> **To be done**
Return a copy of each line that holds the string "created".

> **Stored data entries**
━━━━━━━━━━━━━━━━
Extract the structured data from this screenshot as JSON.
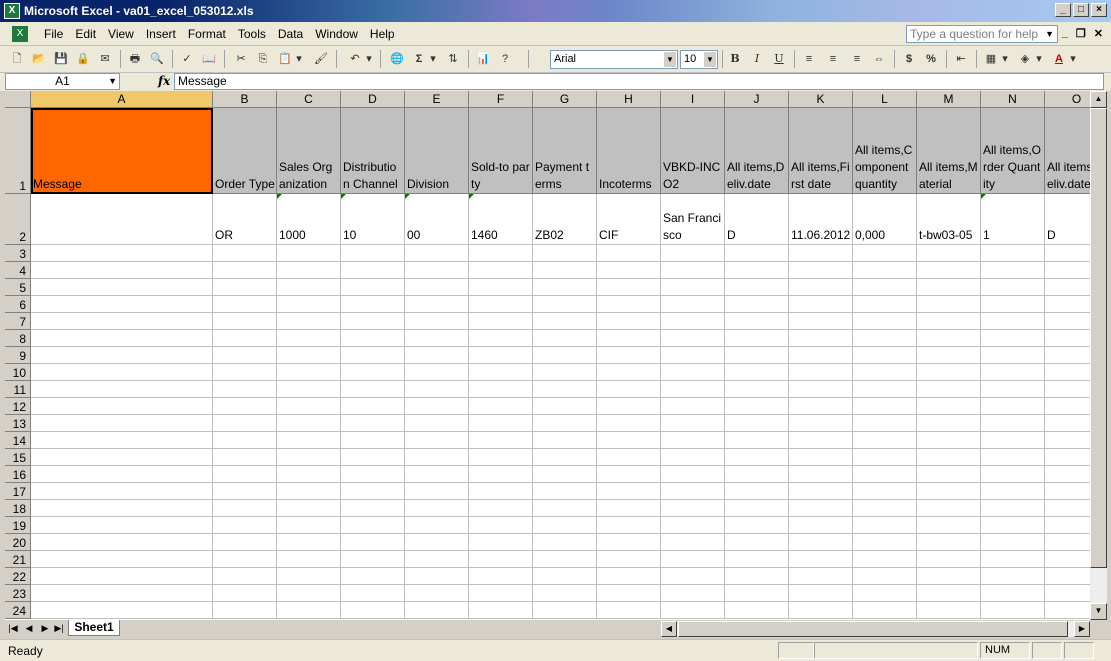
{
  "window": {
    "title": "Microsoft Excel - va01_excel_053012.xls",
    "app_icon": "excel-icon",
    "buttons": [
      "_",
      "□",
      "X"
    ]
  },
  "menubar": {
    "items": [
      "File",
      "Edit",
      "View",
      "Insert",
      "Format",
      "Tools",
      "Data",
      "Window",
      "Help"
    ],
    "help_placeholder": "Type a question for help",
    "doc_buttons": [
      "_",
      "▫",
      "X"
    ]
  },
  "toolbar": {
    "font_name": "Arial",
    "font_size": "10"
  },
  "formula_bar": {
    "name_box": "A1",
    "fx": "fx",
    "value": "Message"
  },
  "columns": [
    "A",
    "B",
    "C",
    "D",
    "E",
    "F",
    "G",
    "H",
    "I",
    "J",
    "K",
    "L",
    "M",
    "N",
    "O"
  ],
  "header_row": [
    "Message",
    "Order Type",
    "Sales Organization",
    "Distribution Channel",
    "Division",
    "Sold-to party",
    "Payment terms",
    "Incoterms",
    "VBKD-INCO2",
    "All items,Deliv.date",
    "All items,First date",
    "All items,Component quantity",
    "All items,Material",
    "All items,Order Quantity",
    "All items,Deliv.date"
  ],
  "data_row": [
    "",
    "OR",
    "1000",
    "10",
    "00",
    "1460",
    "ZB02",
    "CIF",
    "San Francisco",
    "D",
    "11.06.2012",
    "0,000",
    "t-bw03-05",
    "1",
    "D"
  ],
  "row_numbers": [
    "1",
    "2",
    "3",
    "4",
    "5",
    "6",
    "7",
    "8",
    "9",
    "10",
    "11",
    "12",
    "13",
    "14",
    "15",
    "16",
    "17",
    "18",
    "19",
    "20",
    "21",
    "22",
    "23",
    "24"
  ],
  "sheet_tabs": [
    "Sheet1"
  ],
  "status": {
    "text": "Ready",
    "num": "NUM"
  },
  "colors": {
    "message_header": "#ff6600",
    "header_fill": "#c0c0c0",
    "error_triangle": "#008000"
  }
}
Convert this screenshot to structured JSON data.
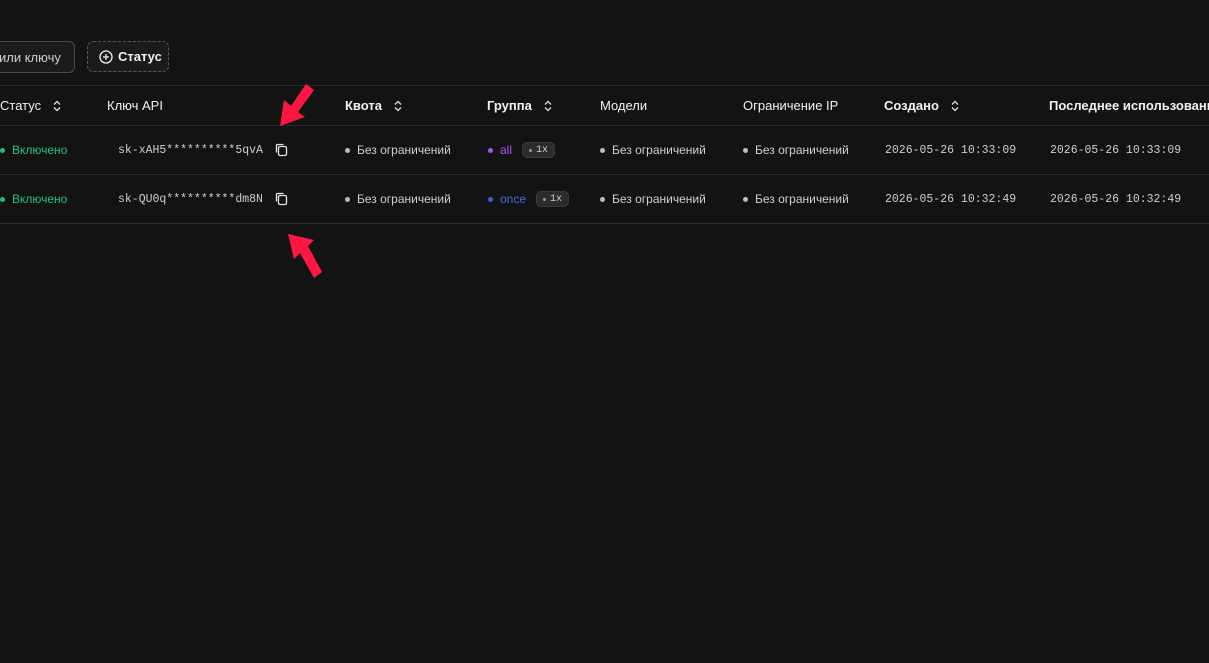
{
  "toolbar": {
    "search_placeholder": "или ключу",
    "status_filter_label": "Статус"
  },
  "table": {
    "headers": {
      "status": "Статус",
      "api_key": "Ключ API",
      "quota": "Квота",
      "group": "Группа",
      "models": "Модели",
      "ip_limit": "Ограничение IP",
      "created": "Создано",
      "last_used": "Последнее использование"
    },
    "rows": [
      {
        "status": "Включено",
        "key": "sk-xAH5**********5qvA",
        "quota": "Без ограничений",
        "group": "all",
        "group_color": "#a855f7",
        "ratio": "1x",
        "models": "Без ограничений",
        "ip_limit": "Без ограничений",
        "created": "2026-05-26 10:33:09",
        "last_used": "2026-05-26 10:33:09"
      },
      {
        "status": "Включено",
        "key": "sk-QU0q**********dm8N",
        "quota": "Без ограничений",
        "group": "once",
        "group_color": "#3b5bdb",
        "ratio": "1x",
        "models": "Без ограничений",
        "ip_limit": "Без ограничений",
        "created": "2026-05-26 10:32:49",
        "last_used": "2026-05-26 10:32:49"
      }
    ]
  },
  "colors": {
    "background": "#131313",
    "enabled_status": "#27c17b",
    "annotation_arrow": "#ff1744"
  },
  "icons": {
    "filter_add": "plus-circle-icon",
    "sort": "chevron-up-down-icon",
    "copy": "copy-icon",
    "annotation": "red-arrow-icon"
  }
}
━━━━━━━━━━━━━━━━
> **The result**
      "created": "Создано",
        "created": "2026-05-26 10:33:09",
        "created": "2026-05-26 10:32:49",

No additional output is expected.